→ Task objective
Copy out the listing from its first line down to the line containing "category-label-srednia-ue: Średnia UE", keeping both of those lines, and stop there.

→ Rows from a dataset
--

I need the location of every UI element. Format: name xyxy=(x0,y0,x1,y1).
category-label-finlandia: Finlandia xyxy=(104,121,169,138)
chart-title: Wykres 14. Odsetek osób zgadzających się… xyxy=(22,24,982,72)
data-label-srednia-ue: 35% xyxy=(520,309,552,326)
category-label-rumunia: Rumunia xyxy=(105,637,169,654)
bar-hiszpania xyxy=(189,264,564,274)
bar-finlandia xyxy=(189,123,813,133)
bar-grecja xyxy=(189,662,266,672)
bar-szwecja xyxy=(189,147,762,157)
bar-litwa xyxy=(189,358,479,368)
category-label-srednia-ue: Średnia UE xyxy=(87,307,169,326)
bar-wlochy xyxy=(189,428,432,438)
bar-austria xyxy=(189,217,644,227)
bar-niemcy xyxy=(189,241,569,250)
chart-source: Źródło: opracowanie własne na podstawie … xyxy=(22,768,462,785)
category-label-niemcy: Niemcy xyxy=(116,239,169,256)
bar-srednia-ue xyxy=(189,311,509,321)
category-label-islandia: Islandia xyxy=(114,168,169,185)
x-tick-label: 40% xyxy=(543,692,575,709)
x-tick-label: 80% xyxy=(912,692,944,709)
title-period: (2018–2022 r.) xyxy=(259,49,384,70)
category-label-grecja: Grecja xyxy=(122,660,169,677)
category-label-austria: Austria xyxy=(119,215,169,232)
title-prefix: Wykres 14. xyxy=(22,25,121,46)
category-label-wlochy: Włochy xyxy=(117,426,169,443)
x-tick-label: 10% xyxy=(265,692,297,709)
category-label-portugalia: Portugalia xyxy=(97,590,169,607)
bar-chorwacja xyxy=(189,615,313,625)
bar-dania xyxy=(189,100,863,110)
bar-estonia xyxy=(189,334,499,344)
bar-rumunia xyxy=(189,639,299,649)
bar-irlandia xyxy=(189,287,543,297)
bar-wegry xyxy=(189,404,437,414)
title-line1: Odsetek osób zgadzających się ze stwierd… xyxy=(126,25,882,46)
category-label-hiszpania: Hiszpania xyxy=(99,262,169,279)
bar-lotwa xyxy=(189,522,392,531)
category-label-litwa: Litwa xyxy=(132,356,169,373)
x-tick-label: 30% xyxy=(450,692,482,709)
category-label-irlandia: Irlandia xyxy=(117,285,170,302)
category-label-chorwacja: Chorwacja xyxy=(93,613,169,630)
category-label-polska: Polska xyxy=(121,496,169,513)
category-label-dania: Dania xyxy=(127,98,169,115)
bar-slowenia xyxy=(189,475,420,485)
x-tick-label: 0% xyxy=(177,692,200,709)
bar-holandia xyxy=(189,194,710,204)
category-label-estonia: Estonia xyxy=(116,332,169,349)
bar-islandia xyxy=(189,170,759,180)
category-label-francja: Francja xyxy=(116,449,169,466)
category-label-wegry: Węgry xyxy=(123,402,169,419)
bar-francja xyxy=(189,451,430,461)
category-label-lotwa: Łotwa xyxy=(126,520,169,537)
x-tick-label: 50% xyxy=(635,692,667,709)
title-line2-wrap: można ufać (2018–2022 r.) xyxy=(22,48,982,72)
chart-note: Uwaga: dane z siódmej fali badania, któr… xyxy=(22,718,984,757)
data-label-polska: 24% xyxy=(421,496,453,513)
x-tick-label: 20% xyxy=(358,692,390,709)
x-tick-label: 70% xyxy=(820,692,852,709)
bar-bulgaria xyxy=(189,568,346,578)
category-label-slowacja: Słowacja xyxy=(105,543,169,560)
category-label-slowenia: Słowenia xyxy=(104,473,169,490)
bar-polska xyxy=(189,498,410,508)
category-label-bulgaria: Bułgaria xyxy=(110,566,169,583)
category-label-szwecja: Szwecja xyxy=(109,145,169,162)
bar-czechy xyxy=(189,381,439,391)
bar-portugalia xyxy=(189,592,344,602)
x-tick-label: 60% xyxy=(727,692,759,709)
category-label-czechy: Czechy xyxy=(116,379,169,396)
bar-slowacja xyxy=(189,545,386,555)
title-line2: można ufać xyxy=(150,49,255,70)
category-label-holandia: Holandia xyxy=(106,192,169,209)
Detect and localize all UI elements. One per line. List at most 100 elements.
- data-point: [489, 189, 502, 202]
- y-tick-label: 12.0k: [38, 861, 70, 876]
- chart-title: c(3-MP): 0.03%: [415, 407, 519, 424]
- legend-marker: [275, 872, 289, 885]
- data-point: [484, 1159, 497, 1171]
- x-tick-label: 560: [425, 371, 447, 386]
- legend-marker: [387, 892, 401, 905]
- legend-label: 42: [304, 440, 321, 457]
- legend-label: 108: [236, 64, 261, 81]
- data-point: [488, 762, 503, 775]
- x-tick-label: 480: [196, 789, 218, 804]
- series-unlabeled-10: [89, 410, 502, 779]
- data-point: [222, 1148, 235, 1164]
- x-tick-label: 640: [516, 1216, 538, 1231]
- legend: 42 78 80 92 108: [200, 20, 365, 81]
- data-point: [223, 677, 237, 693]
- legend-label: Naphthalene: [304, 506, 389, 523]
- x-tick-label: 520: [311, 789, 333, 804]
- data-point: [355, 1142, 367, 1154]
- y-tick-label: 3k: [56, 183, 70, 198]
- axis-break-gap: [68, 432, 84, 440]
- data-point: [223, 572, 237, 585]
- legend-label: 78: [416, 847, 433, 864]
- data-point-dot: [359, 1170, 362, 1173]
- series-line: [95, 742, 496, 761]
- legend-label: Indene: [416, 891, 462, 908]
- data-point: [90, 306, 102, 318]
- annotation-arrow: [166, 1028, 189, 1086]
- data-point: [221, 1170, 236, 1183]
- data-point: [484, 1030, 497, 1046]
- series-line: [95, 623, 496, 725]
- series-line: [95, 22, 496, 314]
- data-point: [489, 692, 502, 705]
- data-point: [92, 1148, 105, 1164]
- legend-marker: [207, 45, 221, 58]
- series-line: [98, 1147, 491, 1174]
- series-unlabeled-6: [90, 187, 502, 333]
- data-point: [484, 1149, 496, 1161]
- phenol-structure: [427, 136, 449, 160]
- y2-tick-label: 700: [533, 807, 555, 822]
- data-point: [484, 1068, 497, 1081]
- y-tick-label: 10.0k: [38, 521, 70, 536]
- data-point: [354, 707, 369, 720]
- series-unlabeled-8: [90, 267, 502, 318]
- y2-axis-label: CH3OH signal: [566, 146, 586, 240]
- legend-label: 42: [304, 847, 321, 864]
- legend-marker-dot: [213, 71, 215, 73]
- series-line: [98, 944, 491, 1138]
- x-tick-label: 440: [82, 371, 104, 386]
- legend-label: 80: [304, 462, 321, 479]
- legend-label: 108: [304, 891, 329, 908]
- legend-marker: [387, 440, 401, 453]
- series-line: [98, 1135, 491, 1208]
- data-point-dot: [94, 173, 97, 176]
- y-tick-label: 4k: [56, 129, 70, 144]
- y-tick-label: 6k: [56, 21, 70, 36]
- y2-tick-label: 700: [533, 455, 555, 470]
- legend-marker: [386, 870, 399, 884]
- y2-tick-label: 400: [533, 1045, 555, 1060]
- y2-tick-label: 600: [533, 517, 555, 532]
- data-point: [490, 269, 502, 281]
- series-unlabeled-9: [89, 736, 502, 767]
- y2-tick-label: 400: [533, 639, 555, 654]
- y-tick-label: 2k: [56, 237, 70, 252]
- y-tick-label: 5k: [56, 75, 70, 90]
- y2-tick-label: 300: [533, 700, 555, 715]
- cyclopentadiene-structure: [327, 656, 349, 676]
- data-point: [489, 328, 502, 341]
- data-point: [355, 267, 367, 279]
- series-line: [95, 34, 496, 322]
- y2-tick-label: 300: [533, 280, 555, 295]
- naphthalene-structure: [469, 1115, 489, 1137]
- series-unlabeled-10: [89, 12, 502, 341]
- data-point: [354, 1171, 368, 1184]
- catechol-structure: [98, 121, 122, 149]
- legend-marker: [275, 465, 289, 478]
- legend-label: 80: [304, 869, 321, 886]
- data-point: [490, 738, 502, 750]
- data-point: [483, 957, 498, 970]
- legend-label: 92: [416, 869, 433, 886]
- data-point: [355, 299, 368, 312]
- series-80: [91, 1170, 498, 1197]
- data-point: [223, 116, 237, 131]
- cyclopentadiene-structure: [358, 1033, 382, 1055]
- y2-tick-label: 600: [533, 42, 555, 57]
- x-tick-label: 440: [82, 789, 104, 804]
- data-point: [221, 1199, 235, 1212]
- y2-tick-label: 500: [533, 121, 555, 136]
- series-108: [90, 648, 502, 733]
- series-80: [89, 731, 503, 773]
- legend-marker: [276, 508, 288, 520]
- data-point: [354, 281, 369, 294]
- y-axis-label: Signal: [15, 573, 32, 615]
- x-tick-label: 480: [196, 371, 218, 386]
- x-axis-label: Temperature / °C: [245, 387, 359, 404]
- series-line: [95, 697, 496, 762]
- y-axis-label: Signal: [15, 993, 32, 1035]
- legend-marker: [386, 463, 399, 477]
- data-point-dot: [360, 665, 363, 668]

--

→ Right answer
I need the location of every UI element. Format: name xyxy=(x0,y0,x1,y1).
category-label-finlandia: Finlandia xyxy=(104,121,169,138)
chart-title: Wykres 14. Odsetek osób zgadzających się… xyxy=(22,24,982,72)
data-label-srednia-ue: 35% xyxy=(520,309,552,326)
category-label-rumunia: Rumunia xyxy=(105,637,169,654)
bar-hiszpania xyxy=(189,264,564,274)
bar-finlandia xyxy=(189,123,813,133)
bar-grecja xyxy=(189,662,266,672)
bar-szwecja xyxy=(189,147,762,157)
bar-litwa xyxy=(189,358,479,368)
category-label-srednia-ue: Średnia UE xyxy=(87,307,169,326)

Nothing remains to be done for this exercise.